▶ **What the exercise asks**:
Transcribe the material in full. Nothing should differ except that the pictures are left out.

• • •

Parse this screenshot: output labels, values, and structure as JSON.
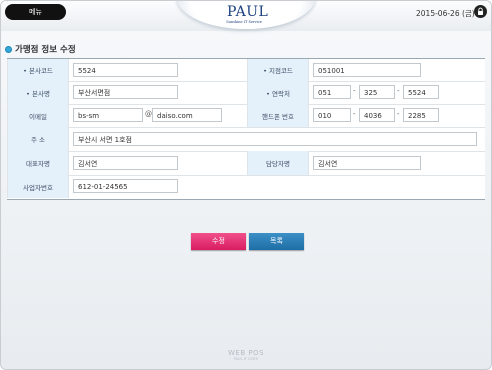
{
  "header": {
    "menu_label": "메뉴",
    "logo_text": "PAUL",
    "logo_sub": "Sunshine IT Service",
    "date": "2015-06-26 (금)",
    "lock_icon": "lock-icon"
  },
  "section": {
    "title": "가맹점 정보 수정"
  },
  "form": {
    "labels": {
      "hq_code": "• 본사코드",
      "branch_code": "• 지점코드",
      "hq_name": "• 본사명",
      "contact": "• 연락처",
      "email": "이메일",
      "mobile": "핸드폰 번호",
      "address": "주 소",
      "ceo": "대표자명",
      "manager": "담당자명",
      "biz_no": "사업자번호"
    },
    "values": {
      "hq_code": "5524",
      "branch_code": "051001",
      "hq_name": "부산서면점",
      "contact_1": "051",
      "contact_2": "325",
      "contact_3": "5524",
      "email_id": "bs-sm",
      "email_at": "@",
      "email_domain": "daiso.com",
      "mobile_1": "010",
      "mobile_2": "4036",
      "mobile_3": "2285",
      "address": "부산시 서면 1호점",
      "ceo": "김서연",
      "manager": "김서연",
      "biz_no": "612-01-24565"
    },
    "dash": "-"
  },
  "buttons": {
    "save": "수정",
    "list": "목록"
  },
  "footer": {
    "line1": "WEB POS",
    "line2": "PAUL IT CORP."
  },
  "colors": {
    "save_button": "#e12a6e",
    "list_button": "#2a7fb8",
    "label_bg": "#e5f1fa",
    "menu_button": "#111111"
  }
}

• • •

▶ **Task answer**:
Parse this screenshot: output labels, values, and structure as JSON.
{
  "header": {
    "menu_label": "메뉴",
    "logo_text": "PAUL",
    "logo_sub": "Sunshine IT Service",
    "date": "2015-06-26 (금)",
    "lock_icon": "lock-icon"
  },
  "section": {
    "title": "가맹점 정보 수정"
  },
  "form": {
    "labels": {
      "hq_code": "• 본사코드",
      "branch_code": "• 지점코드",
      "hq_name": "• 본사명",
      "contact": "• 연락처",
      "email": "이메일",
      "mobile": "핸드폰 번호",
      "address": "주 소",
      "ceo": "대표자명",
      "manager": "담당자명",
      "biz_no": "사업자번호"
    },
    "values": {
      "hq_code": "5524",
      "branch_code": "051001",
      "hq_name": "부산서면점",
      "contact_1": "051",
      "contact_2": "325",
      "contact_3": "5524",
      "email_id": "bs-sm",
      "email_at": "@",
      "email_domain": "daiso.com",
      "mobile_1": "010",
      "mobile_2": "4036",
      "mobile_3": "2285",
      "address": "부산시 서면 1호점",
      "ceo": "김서연",
      "manager": "김서연",
      "biz_no": "612-01-24565"
    },
    "dash": "-"
  },
  "buttons": {
    "save": "수정",
    "list": "목록"
  },
  "footer": {
    "line1": "WEB POS",
    "line2": "PAUL IT CORP."
  },
  "colors": {
    "save_button": "#e12a6e",
    "list_button": "#2a7fb8",
    "label_bg": "#e5f1fa",
    "menu_button": "#111111"
  }
}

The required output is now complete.